_To do:_ Your task is to transcribe all of the data below exactly, omitting the images.

-- START --

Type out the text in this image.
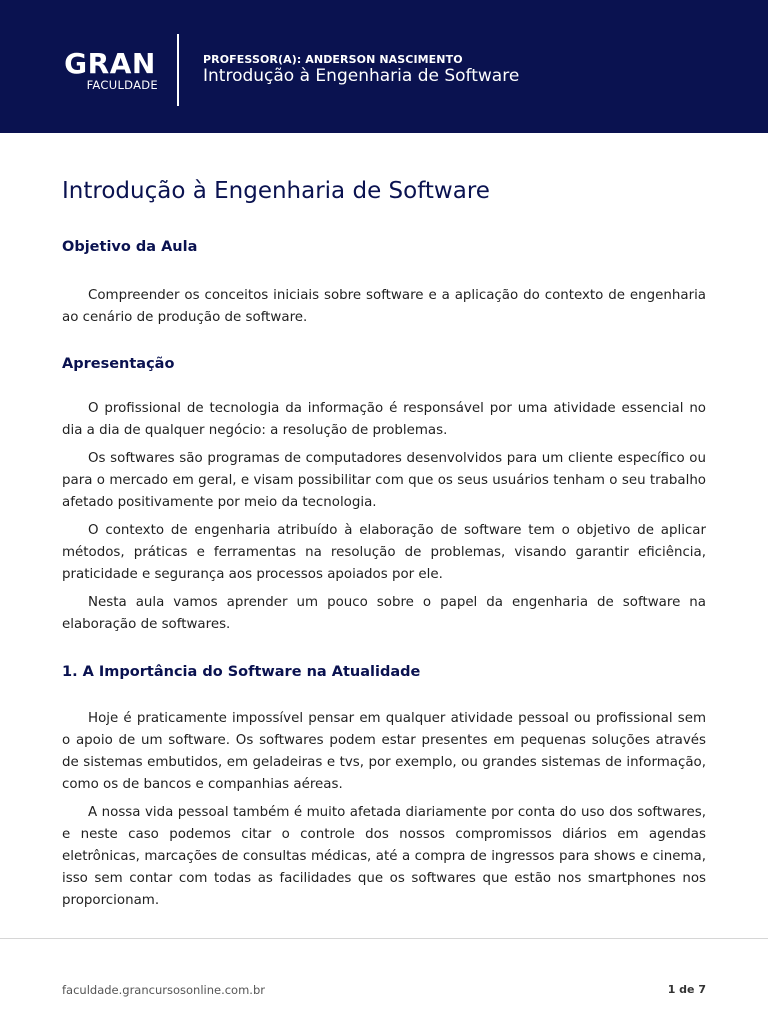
GRAN
FACULDADE
PROFESSOR(A): ANDERSON NASCIMENTO
Introdução à Engenharia de Software
Introdução à Engenharia de Software
Objetivo da Aula

Compreender os conceitos iniciais sobre software e a aplicação do contexto de engenharia ao cenário de produção de software.

Apresentação

O profissional de tecnologia da informação é responsável por uma atividade essencial no dia a dia de qualquer negócio: a resolução de problemas.

Os softwares são programas de computadores desenvolvidos para um cliente específico ou para o mercado em geral, e visam possibilitar com que os seus usuários tenham o seu trabalho afetado positivamente por meio da tecnologia.

O contexto de engenharia atribuído à elaboração de software tem o objetivo de aplicar métodos, práticas e ferramentas na resolução de problemas, visando garantir eficiência, praticidade e segurança aos processos apoiados por ele.

Nesta aula vamos aprender um pouco sobre o papel da engenharia de software na elaboração de softwares.

1. A Importância do Software na Atualidade

Hoje é praticamente impossível pensar em qualquer atividade pessoal ou profissional sem o apoio de um software. Os softwares podem estar presentes em pequenas soluções através de sistemas embutidos, em geladeiras e tvs, por exemplo, ou grandes sistemas de informação, como os de bancos e companhias aéreas.

A nossa vida pessoal também é muito afetada diariamente por conta do uso dos softwares, e neste caso podemos citar o controle dos nossos compromissos diários em agendas eletrônicas, marcações de consultas médicas, até a compra de ingressos para shows e cinema, isso sem contar com todas as facilidades que os softwares que estão nos smartphones nos proporcionam.

faculdade.grancursosonline.com.br	1 de 7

-- END --

_Solution for this task:_
Type out the text in this image.
GRAN
FACULDADE
PROFESSOR(A): ANDERSON NASCIMENTO
Introdução à Engenharia de Software
Introdução à Engenharia de Software
Objetivo da Aula

Compreender os conceitos iniciais sobre software e a aplicação do contexto de engenharia ao cenário de produção de software.

Apresentação

O profissional de tecnologia da informação é responsável por uma atividade essencial no dia a dia de qualquer negócio: a resolução de problemas.

Os softwares são programas de computadores desenvolvidos para um cliente específico ou para o mercado em geral, e visam possibilitar com que os seus usuários tenham o seu trabalho afetado positivamente por meio da tecnologia.

O contexto de engenharia atribuído à elaboração de software tem o objetivo de aplicar métodos, práticas e ferramentas na resolução de problemas, visando garantir eficiência, praticidade e segurança aos processos apoiados por ele.

Nesta aula vamos aprender um pouco sobre o papel da engenharia de software na elaboração de softwares.

1. A Importância do Software na Atualidade

Hoje é praticamente impossível pensar em qualquer atividade pessoal ou profissional sem o apoio de um software. Os softwares podem estar presentes em pequenas soluções através de sistemas embutidos, em geladeiras e tvs, por exemplo, ou grandes sistemas de informação, como os de bancos e companhias aéreas.

A nossa vida pessoal também é muito afetada diariamente por conta do uso dos softwares, e neste caso podemos citar o controle dos nossos compromissos diários em agendas eletrônicas, marcações de consultas médicas, até a compra de ingressos para shows e cinema, isso sem contar com todas as facilidades que os softwares que estão nos smartphones nos proporcionam.

faculdade.grancursosonline.com.br	1 de 7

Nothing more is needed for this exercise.